* Begin SUPPLIED INFORMATION *
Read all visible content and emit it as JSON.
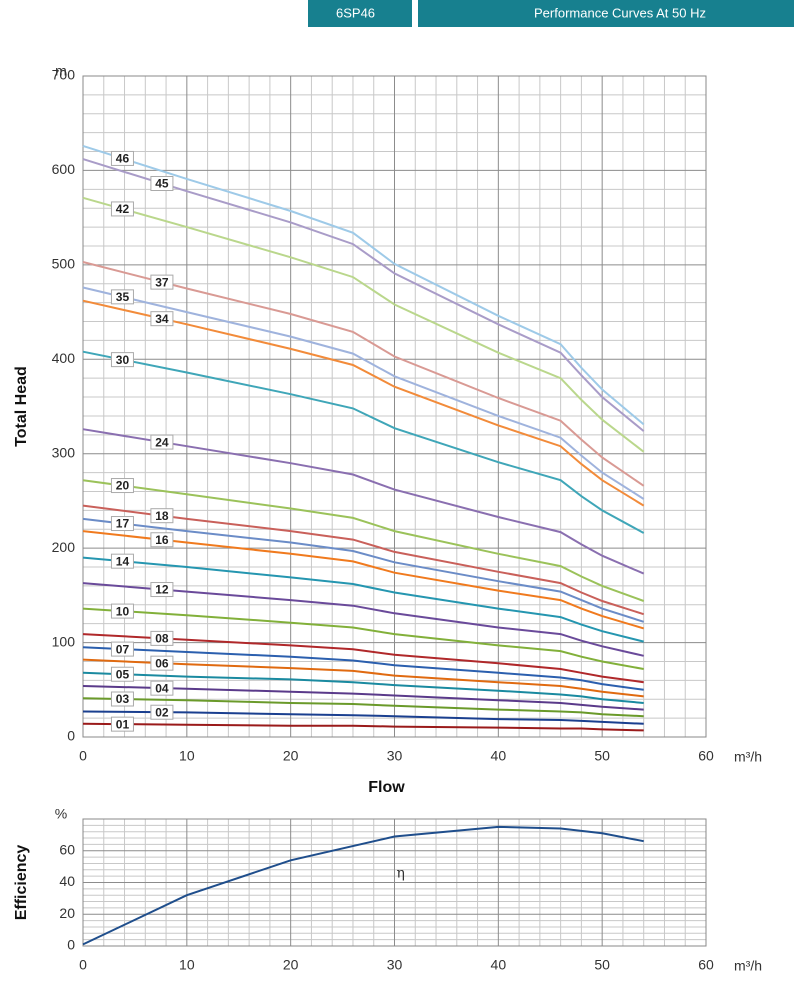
{
  "header": {
    "model": "6SP46",
    "title": "Performance Curves At 50 Hz"
  },
  "chart_data": [
    {
      "type": "line",
      "xlabel": "Flow",
      "ylabel": "Total Head",
      "x_unit": "m³/h",
      "y_unit": "m",
      "xlim": [
        0,
        60
      ],
      "xticks": [
        0,
        10,
        20,
        30,
        40,
        50,
        60
      ],
      "ylim": [
        0,
        700
      ],
      "yticks": [
        0,
        100,
        200,
        300,
        400,
        500,
        600,
        700
      ],
      "grid": true,
      "x": [
        0,
        10,
        20,
        26,
        30,
        40,
        46,
        48,
        50,
        54
      ],
      "series": [
        {
          "name": "46",
          "color": "#9ecae8",
          "values": [
            626,
            591,
            557,
            534,
            501,
            446,
            416,
            391,
            368,
            331
          ]
        },
        {
          "name": "45",
          "color": "#a99cc8",
          "values": [
            612,
            578,
            545,
            522,
            491,
            437,
            407,
            383,
            360,
            324
          ]
        },
        {
          "name": "42",
          "color": "#bad78c",
          "values": [
            571,
            540,
            508,
            487,
            458,
            407,
            380,
            357,
            336,
            302
          ]
        },
        {
          "name": "37",
          "color": "#d99a94",
          "values": [
            503,
            475,
            448,
            429,
            403,
            359,
            335,
            315,
            296,
            266
          ]
        },
        {
          "name": "35",
          "color": "#9fb3dd",
          "values": [
            476,
            450,
            424,
            406,
            382,
            340,
            317,
            298,
            280,
            252
          ]
        },
        {
          "name": "34",
          "color": "#f28b3a",
          "values": [
            462,
            437,
            411,
            394,
            371,
            330,
            308,
            289,
            272,
            245
          ]
        },
        {
          "name": "30",
          "color": "#3fa6b8",
          "values": [
            408,
            386,
            363,
            348,
            327,
            291,
            272,
            255,
            240,
            216
          ]
        },
        {
          "name": "24",
          "color": "#8a6fb0",
          "values": [
            326,
            308,
            290,
            278,
            262,
            233,
            217,
            204,
            192,
            173
          ]
        },
        {
          "name": "20",
          "color": "#9bc25a",
          "values": [
            272,
            257,
            242,
            232,
            218,
            194,
            181,
            170,
            160,
            144
          ]
        },
        {
          "name": "18",
          "color": "#c9605a",
          "values": [
            245,
            231,
            218,
            209,
            196,
            175,
            163,
            153,
            144,
            130
          ]
        },
        {
          "name": "17",
          "color": "#6b8cc7",
          "values": [
            231,
            218,
            206,
            197,
            185,
            165,
            154,
            145,
            136,
            122
          ]
        },
        {
          "name": "16",
          "color": "#f07a1e",
          "values": [
            218,
            206,
            194,
            186,
            174,
            155,
            145,
            136,
            128,
            115
          ]
        },
        {
          "name": "14",
          "color": "#2596b0",
          "values": [
            190,
            180,
            169,
            162,
            153,
            136,
            127,
            119,
            112,
            101
          ]
        },
        {
          "name": "12",
          "color": "#6a4a9a",
          "values": [
            163,
            154,
            145,
            139,
            131,
            116,
            109,
            102,
            96,
            86
          ]
        },
        {
          "name": "10",
          "color": "#82b03a",
          "values": [
            136,
            129,
            121,
            116,
            109,
            97,
            91,
            85,
            80,
            72
          ]
        },
        {
          "name": "08",
          "color": "#b0282a",
          "values": [
            109,
            103,
            97,
            93,
            87,
            78,
            72,
            68,
            64,
            58
          ]
        },
        {
          "name": "07",
          "color": "#2b5fae",
          "values": [
            95,
            90,
            85,
            81,
            76,
            68,
            63,
            60,
            56,
            50
          ]
        },
        {
          "name": "06",
          "color": "#e06a10",
          "values": [
            82,
            77,
            73,
            70,
            65,
            58,
            54,
            51,
            48,
            43
          ]
        },
        {
          "name": "05",
          "color": "#1a8aa0",
          "values": [
            68,
            64,
            61,
            58,
            55,
            49,
            45,
            43,
            40,
            36
          ]
        },
        {
          "name": "04",
          "color": "#5a3a8a",
          "values": [
            54,
            51,
            48,
            46,
            44,
            39,
            36,
            34,
            32,
            29
          ]
        },
        {
          "name": "03",
          "color": "#6a9a2a",
          "values": [
            41,
            39,
            36,
            35,
            33,
            29,
            27,
            26,
            24,
            22
          ]
        },
        {
          "name": "02",
          "color": "#1a3f8f",
          "values": [
            27,
            26,
            24,
            23,
            22,
            19,
            18,
            17,
            16,
            14
          ]
        },
        {
          "name": "01",
          "color": "#9a1a1a",
          "values": [
            14,
            13,
            12,
            12,
            11,
            10,
            9,
            9,
            8,
            7
          ]
        }
      ]
    },
    {
      "type": "line",
      "ylabel": "Efficiency",
      "x_unit": "m³/h",
      "y_unit": "%",
      "annotation": "η",
      "xlim": [
        0,
        60
      ],
      "xticks": [
        0,
        10,
        20,
        30,
        40,
        50,
        60
      ],
      "ylim": [
        0,
        80
      ],
      "yticks": [
        0,
        20,
        40,
        60
      ],
      "grid": true,
      "x": [
        0,
        10,
        20,
        30,
        40,
        46,
        50,
        54
      ],
      "series": [
        {
          "color": "#1f4e8c",
          "values": [
            1,
            32,
            54,
            69,
            75,
            74,
            71,
            66
          ]
        }
      ]
    }
  ]
}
* End SUPPLIED INFORMATION *
-- EXERCISE REQUIREMENTS --
Leave out the pictures and give the rest of the records again exactly.

-- EXPECTED ANSWER --
Read all visible content and emit it as JSON.
{
  "header": {
    "model": "6SP46",
    "title": "Performance Curves At 50 Hz"
  },
  "chart_data": [
    {
      "type": "line",
      "xlabel": "Flow",
      "ylabel": "Total Head",
      "x_unit": "m³/h",
      "y_unit": "m",
      "xlim": [
        0,
        60
      ],
      "xticks": [
        0,
        10,
        20,
        30,
        40,
        50,
        60
      ],
      "ylim": [
        0,
        700
      ],
      "yticks": [
        0,
        100,
        200,
        300,
        400,
        500,
        600,
        700
      ],
      "grid": true,
      "x": [
        0,
        10,
        20,
        26,
        30,
        40,
        46,
        48,
        50,
        54
      ],
      "series": [
        {
          "name": "46",
          "color": "#9ecae8",
          "values": [
            626,
            591,
            557,
            534,
            501,
            446,
            416,
            391,
            368,
            331
          ]
        },
        {
          "name": "45",
          "color": "#a99cc8",
          "values": [
            612,
            578,
            545,
            522,
            491,
            437,
            407,
            383,
            360,
            324
          ]
        },
        {
          "name": "42",
          "color": "#bad78c",
          "values": [
            571,
            540,
            508,
            487,
            458,
            407,
            380,
            357,
            336,
            302
          ]
        },
        {
          "name": "37",
          "color": "#d99a94",
          "values": [
            503,
            475,
            448,
            429,
            403,
            359,
            335,
            315,
            296,
            266
          ]
        },
        {
          "name": "35",
          "color": "#9fb3dd",
          "values": [
            476,
            450,
            424,
            406,
            382,
            340,
            317,
            298,
            280,
            252
          ]
        },
        {
          "name": "34",
          "color": "#f28b3a",
          "values": [
            462,
            437,
            411,
            394,
            371,
            330,
            308,
            289,
            272,
            245
          ]
        },
        {
          "name": "30",
          "color": "#3fa6b8",
          "values": [
            408,
            386,
            363,
            348,
            327,
            291,
            272,
            255,
            240,
            216
          ]
        },
        {
          "name": "24",
          "color": "#8a6fb0",
          "values": [
            326,
            308,
            290,
            278,
            262,
            233,
            217,
            204,
            192,
            173
          ]
        },
        {
          "name": "20",
          "color": "#9bc25a",
          "values": [
            272,
            257,
            242,
            232,
            218,
            194,
            181,
            170,
            160,
            144
          ]
        },
        {
          "name": "18",
          "color": "#c9605a",
          "values": [
            245,
            231,
            218,
            209,
            196,
            175,
            163,
            153,
            144,
            130
          ]
        },
        {
          "name": "17",
          "color": "#6b8cc7",
          "values": [
            231,
            218,
            206,
            197,
            185,
            165,
            154,
            145,
            136,
            122
          ]
        },
        {
          "name": "16",
          "color": "#f07a1e",
          "values": [
            218,
            206,
            194,
            186,
            174,
            155,
            145,
            136,
            128,
            115
          ]
        },
        {
          "name": "14",
          "color": "#2596b0",
          "values": [
            190,
            180,
            169,
            162,
            153,
            136,
            127,
            119,
            112,
            101
          ]
        },
        {
          "name": "12",
          "color": "#6a4a9a",
          "values": [
            163,
            154,
            145,
            139,
            131,
            116,
            109,
            102,
            96,
            86
          ]
        },
        {
          "name": "10",
          "color": "#82b03a",
          "values": [
            136,
            129,
            121,
            116,
            109,
            97,
            91,
            85,
            80,
            72
          ]
        },
        {
          "name": "08",
          "color": "#b0282a",
          "values": [
            109,
            103,
            97,
            93,
            87,
            78,
            72,
            68,
            64,
            58
          ]
        },
        {
          "name": "07",
          "color": "#2b5fae",
          "values": [
            95,
            90,
            85,
            81,
            76,
            68,
            63,
            60,
            56,
            50
          ]
        },
        {
          "name": "06",
          "color": "#e06a10",
          "values": [
            82,
            77,
            73,
            70,
            65,
            58,
            54,
            51,
            48,
            43
          ]
        },
        {
          "name": "05",
          "color": "#1a8aa0",
          "values": [
            68,
            64,
            61,
            58,
            55,
            49,
            45,
            43,
            40,
            36
          ]
        },
        {
          "name": "04",
          "color": "#5a3a8a",
          "values": [
            54,
            51,
            48,
            46,
            44,
            39,
            36,
            34,
            32,
            29
          ]
        },
        {
          "name": "03",
          "color": "#6a9a2a",
          "values": [
            41,
            39,
            36,
            35,
            33,
            29,
            27,
            26,
            24,
            22
          ]
        },
        {
          "name": "02",
          "color": "#1a3f8f",
          "values": [
            27,
            26,
            24,
            23,
            22,
            19,
            18,
            17,
            16,
            14
          ]
        },
        {
          "name": "01",
          "color": "#9a1a1a",
          "values": [
            14,
            13,
            12,
            12,
            11,
            10,
            9,
            9,
            8,
            7
          ]
        }
      ]
    },
    {
      "type": "line",
      "ylabel": "Efficiency",
      "x_unit": "m³/h",
      "y_unit": "%",
      "annotation": "η",
      "xlim": [
        0,
        60
      ],
      "xticks": [
        0,
        10,
        20,
        30,
        40,
        50,
        60
      ],
      "ylim": [
        0,
        80
      ],
      "yticks": [
        0,
        20,
        40,
        60
      ],
      "grid": true,
      "x": [
        0,
        10,
        20,
        30,
        40,
        46,
        50,
        54
      ],
      "series": [
        {
          "color": "#1f4e8c",
          "values": [
            1,
            32,
            54,
            69,
            75,
            74,
            71,
            66
          ]
        }
      ]
    }
  ]
}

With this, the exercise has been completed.